═════ Supplied data

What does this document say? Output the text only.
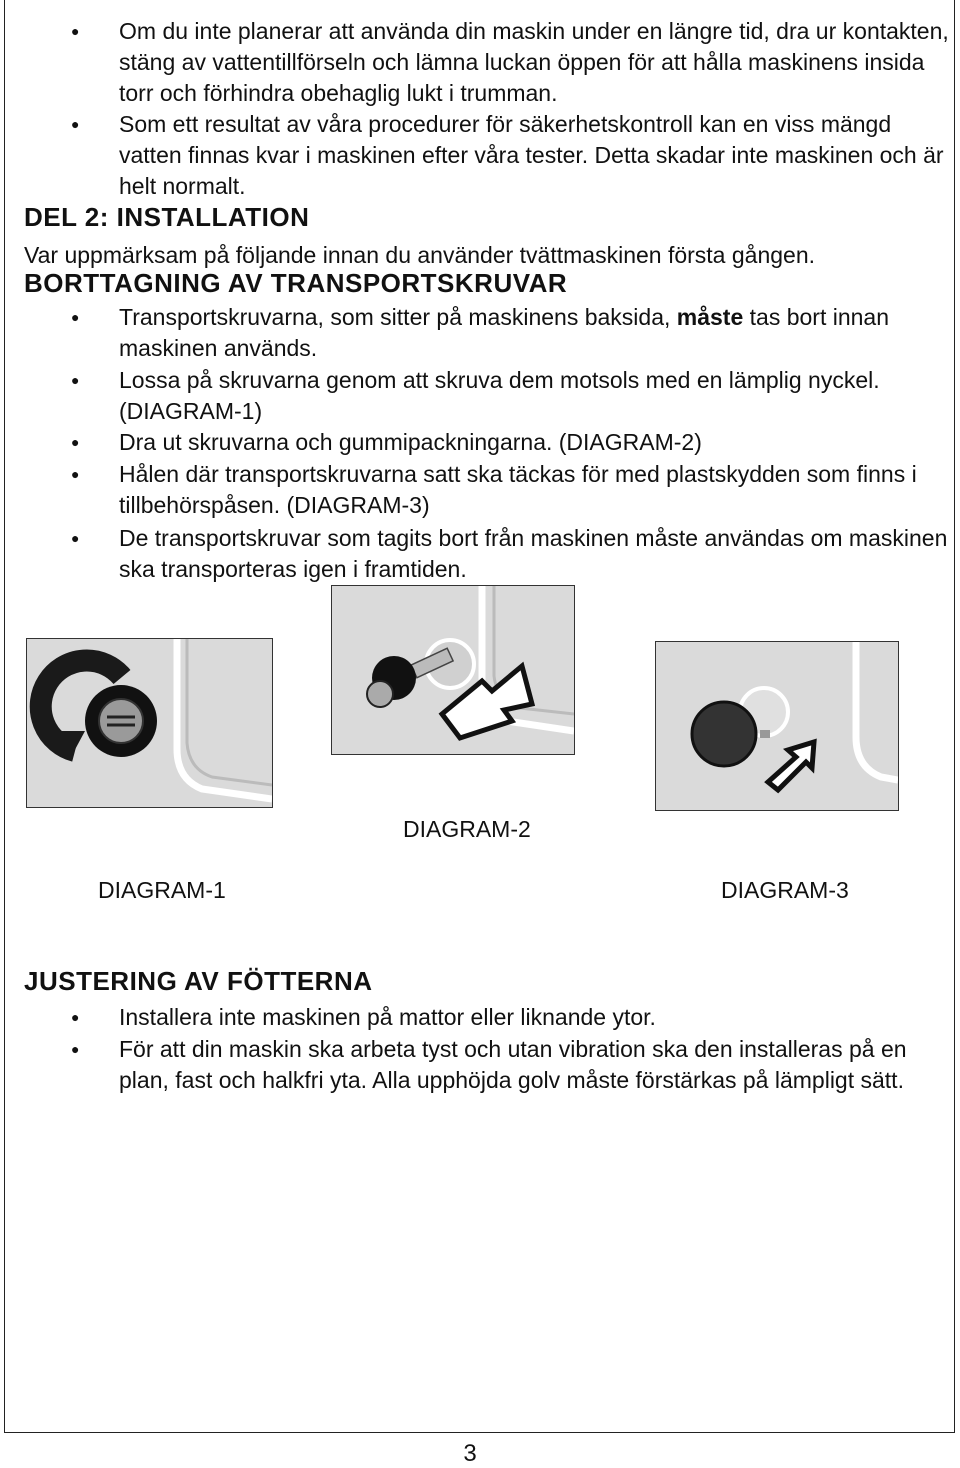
● Om du inte planerar att använda din maskin under en längre tid, dra ur kontakten, stäng av vattentillförseln och lämna luckan öppen för att hålla maskinens insida torr och förhindra obehaglig lukt i trumman.
● Som ett resultat av våra procedurer för säkerhetskontroll kan en viss mängd vatten finnas kvar i maskinen efter våra tester. Detta skadar inte maskinen och är helt normalt.
DEL 2: INSTALLATION
Var uppmärksam på följande innan du använder tvättmaskinen första gången.
BORTTAGNING AV TRANSPORTSKRUVAR
● Transportskruvarna, som sitter på maskinens baksida, måste tas bort innan maskinen används.
● Lossa på skruvarna genom att skruva dem motsols med en lämplig nyckel. (DIAGRAM-1)
● Dra ut skruvarna och gummipackningarna. (DIAGRAM-2)
● Hålen där transportskruvarna satt ska täckas för med plastskydden som finns i tillbehörspåsen. (DIAGRAM-3)
● De transportskruvar som tagits bort från maskinen måste användas om maskinen ska transporteras igen i framtiden.
DIAGRAM-2
DIAGRAM-1	DIAGRAM-3
JUSTERING AV FÖTTERNA
● Installera inte maskinen på mattor eller liknande ytor.
● För att din maskin ska arbeta tyst och utan vibration ska den installeras på en plan, fast och halkfri yta. Alla upphöjda golv måste förstärkas på lämpligt sätt.
3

══════════

Task statement
Look through the data above and report every line in which "innan" appears.

Answer space
Var uppmärksam på följande innan du använder tvättmaskinen första gången.
● Transportskruvarna, som sitter på maskinens baksida, måste tas bort innan maskinen används.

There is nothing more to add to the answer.